#### Requirement:
Reproduce all the lines below exactly and omit the images.

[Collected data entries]
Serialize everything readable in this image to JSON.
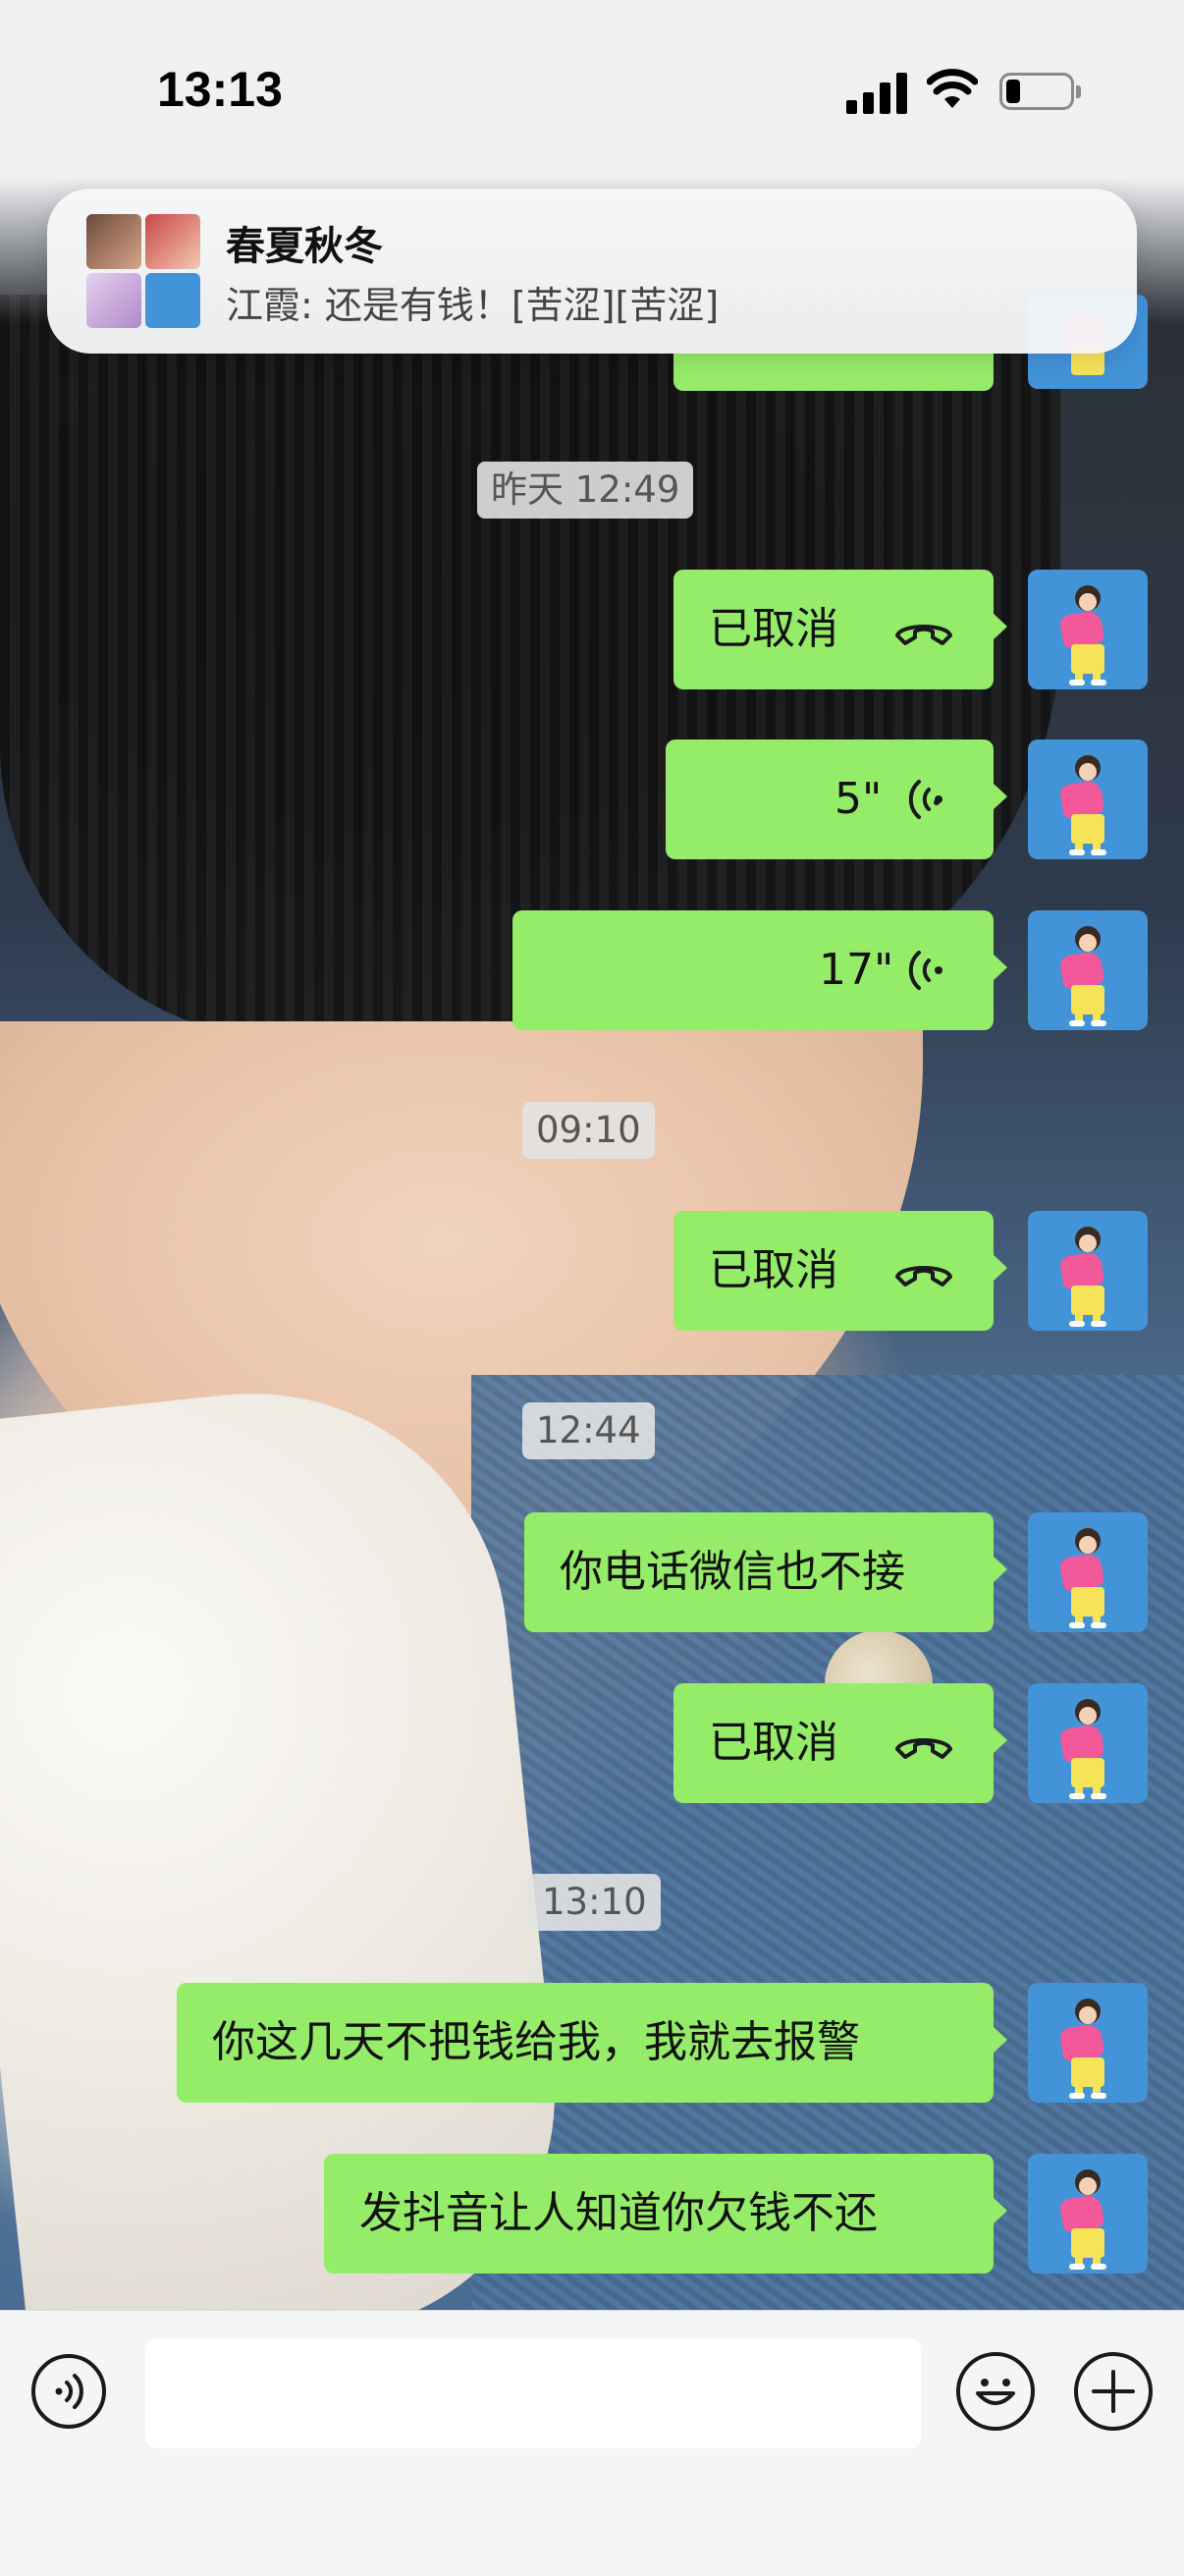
{
  "status_bar": {
    "time": "13:13"
  },
  "notification": {
    "title": "春夏秋冬",
    "message": "江霞: 还是有钱！[苦涩][苦涩]"
  },
  "messages": [
    {
      "type": "timestamp",
      "text": "昨天 12:49"
    },
    {
      "type": "call",
      "text": "已取消",
      "icon": "phone-hangup-icon"
    },
    {
      "type": "voice",
      "text": "5\"",
      "icon": "voice-wave-icon"
    },
    {
      "type": "voice",
      "text": "17\"",
      "icon": "voice-wave-icon"
    },
    {
      "type": "timestamp",
      "text": "09:10"
    },
    {
      "type": "call",
      "text": "已取消",
      "icon": "phone-hangup-icon"
    },
    {
      "type": "timestamp",
      "text": "12:44"
    },
    {
      "type": "text",
      "text": "你电话微信也不接"
    },
    {
      "type": "call",
      "text": "已取消",
      "icon": "phone-hangup-icon"
    },
    {
      "type": "timestamp",
      "text": "13:10"
    },
    {
      "type": "text",
      "text": "你这几天不把钱给我，我就去报警"
    },
    {
      "type": "text",
      "text": "发抖音让人知道你欠钱不还"
    }
  ],
  "input_bar": {
    "voice_icon": "voice-mode-icon",
    "input_value": "",
    "emoji_icon": "emoji-icon",
    "plus_icon": "plus-icon"
  },
  "colors": {
    "bubble_green": "#95ec69",
    "avatar_blue": "#4293d8"
  }
}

#### Correct answer:
Serialize everything readable in this image to JSON.
{
  "status_bar": {
    "time": "13:13"
  },
  "notification": {
    "title": "春夏秋冬",
    "message": "江霞: 还是有钱！[苦涩][苦涩]"
  },
  "messages": [
    {
      "type": "timestamp",
      "text": "昨天 12:49"
    },
    {
      "type": "call",
      "text": "已取消",
      "icon": "phone-hangup-icon"
    },
    {
      "type": "voice",
      "text": "5\"",
      "icon": "voice-wave-icon"
    },
    {
      "type": "voice",
      "text": "17\"",
      "icon": "voice-wave-icon"
    },
    {
      "type": "timestamp",
      "text": "09:10"
    },
    {
      "type": "call",
      "text": "已取消",
      "icon": "phone-hangup-icon"
    },
    {
      "type": "timestamp",
      "text": "12:44"
    },
    {
      "type": "text",
      "text": "你电话微信也不接"
    },
    {
      "type": "call",
      "text": "已取消",
      "icon": "phone-hangup-icon"
    },
    {
      "type": "timestamp",
      "text": "13:10"
    },
    {
      "type": "text",
      "text": "你这几天不把钱给我，我就去报警"
    },
    {
      "type": "text",
      "text": "发抖音让人知道你欠钱不还"
    }
  ],
  "input_bar": {
    "voice_icon": "voice-mode-icon",
    "input_value": "",
    "emoji_icon": "emoji-icon",
    "plus_icon": "plus-icon"
  },
  "colors": {
    "bubble_green": "#95ec69",
    "avatar_blue": "#4293d8"
  }
}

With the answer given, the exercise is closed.